Start
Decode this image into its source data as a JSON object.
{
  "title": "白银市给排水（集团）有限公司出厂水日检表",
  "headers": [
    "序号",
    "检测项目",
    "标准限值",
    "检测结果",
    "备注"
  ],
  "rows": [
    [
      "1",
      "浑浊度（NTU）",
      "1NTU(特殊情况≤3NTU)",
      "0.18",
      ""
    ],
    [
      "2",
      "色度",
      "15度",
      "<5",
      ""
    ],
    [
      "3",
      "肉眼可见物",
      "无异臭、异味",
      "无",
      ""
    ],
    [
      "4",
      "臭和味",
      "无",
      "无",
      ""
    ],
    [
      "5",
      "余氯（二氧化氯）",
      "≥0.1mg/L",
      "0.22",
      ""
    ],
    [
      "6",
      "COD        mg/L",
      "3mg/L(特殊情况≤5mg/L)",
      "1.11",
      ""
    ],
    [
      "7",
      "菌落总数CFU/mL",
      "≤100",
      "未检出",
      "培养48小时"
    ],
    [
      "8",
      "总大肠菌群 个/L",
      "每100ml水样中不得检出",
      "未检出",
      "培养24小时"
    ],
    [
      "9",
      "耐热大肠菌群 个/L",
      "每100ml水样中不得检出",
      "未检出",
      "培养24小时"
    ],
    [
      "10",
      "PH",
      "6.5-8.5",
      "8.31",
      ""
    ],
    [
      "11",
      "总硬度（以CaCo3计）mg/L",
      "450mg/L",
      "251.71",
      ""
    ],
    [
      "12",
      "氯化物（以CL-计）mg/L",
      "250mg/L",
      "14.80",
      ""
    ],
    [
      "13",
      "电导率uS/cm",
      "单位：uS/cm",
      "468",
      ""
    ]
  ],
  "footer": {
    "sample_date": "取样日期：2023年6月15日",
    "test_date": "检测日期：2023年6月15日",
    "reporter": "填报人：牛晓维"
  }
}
End
WHAT THIS TASK INVOLVES
In this exercise, repeat all entries exactly.

WRITTEN SOLUTION
Decode this image into its source data as a JSON object.
{
  "title": "白银市给排水（集团）有限公司出厂水日检表",
  "headers": [
    "序号",
    "检测项目",
    "标准限值",
    "检测结果",
    "备注"
  ],
  "rows": [
    [
      "1",
      "浑浊度（NTU）",
      "1NTU(特殊情况≤3NTU)",
      "0.18",
      ""
    ],
    [
      "2",
      "色度",
      "15度",
      "<5",
      ""
    ],
    [
      "3",
      "肉眼可见物",
      "无异臭、异味",
      "无",
      ""
    ],
    [
      "4",
      "臭和味",
      "无",
      "无",
      ""
    ],
    [
      "5",
      "余氯（二氧化氯）",
      "≥0.1mg/L",
      "0.22",
      ""
    ],
    [
      "6",
      "COD        mg/L",
      "3mg/L(特殊情况≤5mg/L)",
      "1.11",
      ""
    ],
    [
      "7",
      "菌落总数CFU/mL",
      "≤100",
      "未检出",
      "培养48小时"
    ],
    [
      "8",
      "总大肠菌群 个/L",
      "每100ml水样中不得检出",
      "未检出",
      "培养24小时"
    ],
    [
      "9",
      "耐热大肠菌群 个/L",
      "每100ml水样中不得检出",
      "未检出",
      "培养24小时"
    ],
    [
      "10",
      "PH",
      "6.5-8.5",
      "8.31",
      ""
    ],
    [
      "11",
      "总硬度（以CaCo3计）mg/L",
      "450mg/L",
      "251.71",
      ""
    ],
    [
      "12",
      "氯化物（以CL-计）mg/L",
      "250mg/L",
      "14.80",
      ""
    ],
    [
      "13",
      "电导率uS/cm",
      "单位：uS/cm",
      "468",
      ""
    ]
  ],
  "footer": {
    "sample_date": "取样日期：2023年6月15日",
    "test_date": "检测日期：2023年6月15日",
    "reporter": "填报人：牛晓维"
  }
}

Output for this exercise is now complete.